## start Material for the task

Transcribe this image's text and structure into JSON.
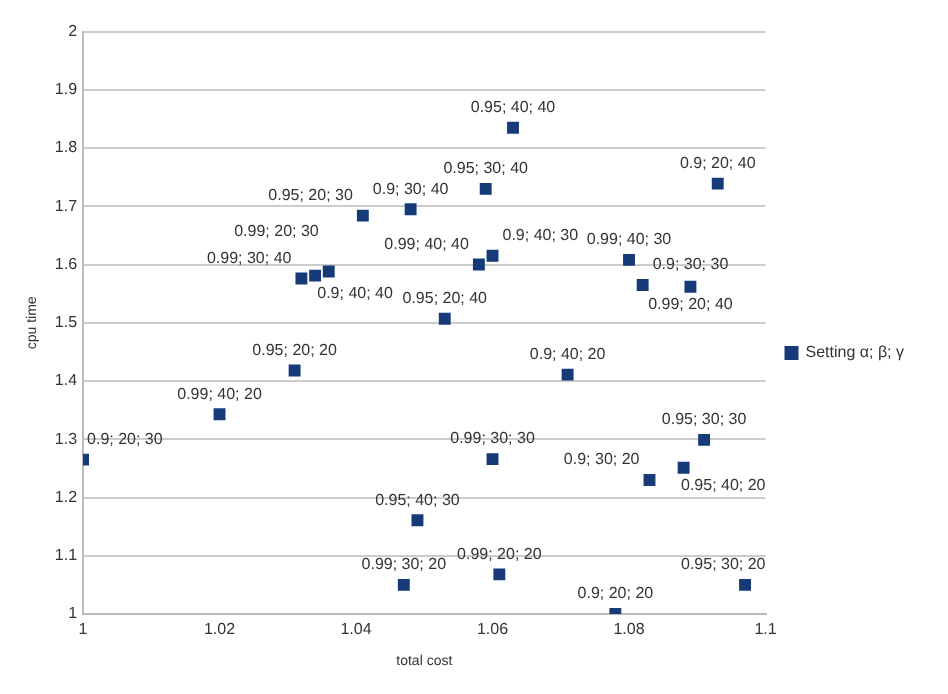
{
  "chart_data": {
    "type": "scatter",
    "xlabel": "total cost",
    "ylabel": "cpu time",
    "series": [
      {
        "name": "Setting α; β; γ",
        "color": "#173a78",
        "x": [
          1.0,
          1.02,
          1.031,
          1.049,
          1.047,
          1.061,
          1.06,
          1.078,
          1.097,
          1.083,
          1.088,
          1.091,
          1.071,
          1.053,
          1.058,
          1.06,
          1.08,
          1.082,
          1.089,
          1.093,
          1.059,
          1.048,
          1.063,
          1.041,
          1.032,
          1.034,
          1.036
        ],
        "values": [
          1.265,
          1.343,
          1.418,
          1.161,
          1.05,
          1.068,
          1.266,
          1.0,
          1.05,
          1.23,
          1.251,
          1.299,
          1.411,
          1.507,
          1.6,
          1.615,
          1.608,
          1.565,
          1.562,
          1.739,
          1.73,
          1.695,
          1.835,
          1.684,
          1.576,
          1.581,
          1.588
        ],
        "value_labels": [
          "0.9; 20; 30",
          "0.99; 40; 20",
          "0.95; 20; 20",
          "0.95; 40; 30",
          "0.99; 30; 20",
          "0.99; 20; 20",
          "0.99; 30; 30",
          "0.9; 20; 20",
          "0.95; 30; 20",
          "0.9; 30; 20",
          "0.95; 40; 20",
          "0.95; 30; 30",
          "0.9; 40; 20",
          "0.95; 20; 40",
          "0.99; 40; 40",
          "0.9; 40; 30",
          "0.99; 40; 30",
          "0.9; 30; 30",
          "0.99; 20; 40",
          "0.9; 20; 40",
          "0.95; 30; 40",
          "0.9; 30; 40",
          "0.95; 40; 40",
          "0.95; 20; 30",
          "0.99; 30; 40",
          "0.9; 40; 40",
          "0.99; 20; 30"
        ]
      }
    ],
    "xlim": [
      1,
      1.1
    ],
    "xticks": [
      1,
      1.02,
      1.04,
      1.06,
      1.08,
      1.1
    ],
    "ylim": [
      1,
      2
    ],
    "yticks": [
      1,
      1.1,
      1.2,
      1.3,
      1.4,
      1.5,
      1.6,
      1.7,
      1.8,
      1.9,
      2
    ],
    "grid": "y",
    "legend": "right",
    "marker": "square"
  }
}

## end Material for the task

Copy every record above exactly, leaving out the pictures.

◆ Exercise solution
Transcribe this image's text and structure into JSON.
{
  "chart_data": {
    "type": "scatter",
    "xlabel": "total cost",
    "ylabel": "cpu time",
    "series": [
      {
        "name": "Setting α; β; γ",
        "color": "#173a78",
        "x": [
          1.0,
          1.02,
          1.031,
          1.049,
          1.047,
          1.061,
          1.06,
          1.078,
          1.097,
          1.083,
          1.088,
          1.091,
          1.071,
          1.053,
          1.058,
          1.06,
          1.08,
          1.082,
          1.089,
          1.093,
          1.059,
          1.048,
          1.063,
          1.041,
          1.032,
          1.034,
          1.036
        ],
        "values": [
          1.265,
          1.343,
          1.418,
          1.161,
          1.05,
          1.068,
          1.266,
          1.0,
          1.05,
          1.23,
          1.251,
          1.299,
          1.411,
          1.507,
          1.6,
          1.615,
          1.608,
          1.565,
          1.562,
          1.739,
          1.73,
          1.695,
          1.835,
          1.684,
          1.576,
          1.581,
          1.588
        ],
        "value_labels": [
          "0.9; 20; 30",
          "0.99; 40; 20",
          "0.95; 20; 20",
          "0.95; 40; 30",
          "0.99; 30; 20",
          "0.99; 20; 20",
          "0.99; 30; 30",
          "0.9; 20; 20",
          "0.95; 30; 20",
          "0.9; 30; 20",
          "0.95; 40; 20",
          "0.95; 30; 30",
          "0.9; 40; 20",
          "0.95; 20; 40",
          "0.99; 40; 40",
          "0.9; 40; 30",
          "0.99; 40; 30",
          "0.9; 30; 30",
          "0.99; 20; 40",
          "0.9; 20; 40",
          "0.95; 30; 40",
          "0.9; 30; 40",
          "0.95; 40; 40",
          "0.95; 20; 30",
          "0.99; 30; 40",
          "0.9; 40; 40",
          "0.99; 20; 30"
        ]
      }
    ],
    "xlim": [
      1,
      1.1
    ],
    "xticks": [
      1,
      1.02,
      1.04,
      1.06,
      1.08,
      1.1
    ],
    "ylim": [
      1,
      2
    ],
    "yticks": [
      1,
      1.1,
      1.2,
      1.3,
      1.4,
      1.5,
      1.6,
      1.7,
      1.8,
      1.9,
      2
    ],
    "grid": "y",
    "legend": "right",
    "marker": "square"
  }
}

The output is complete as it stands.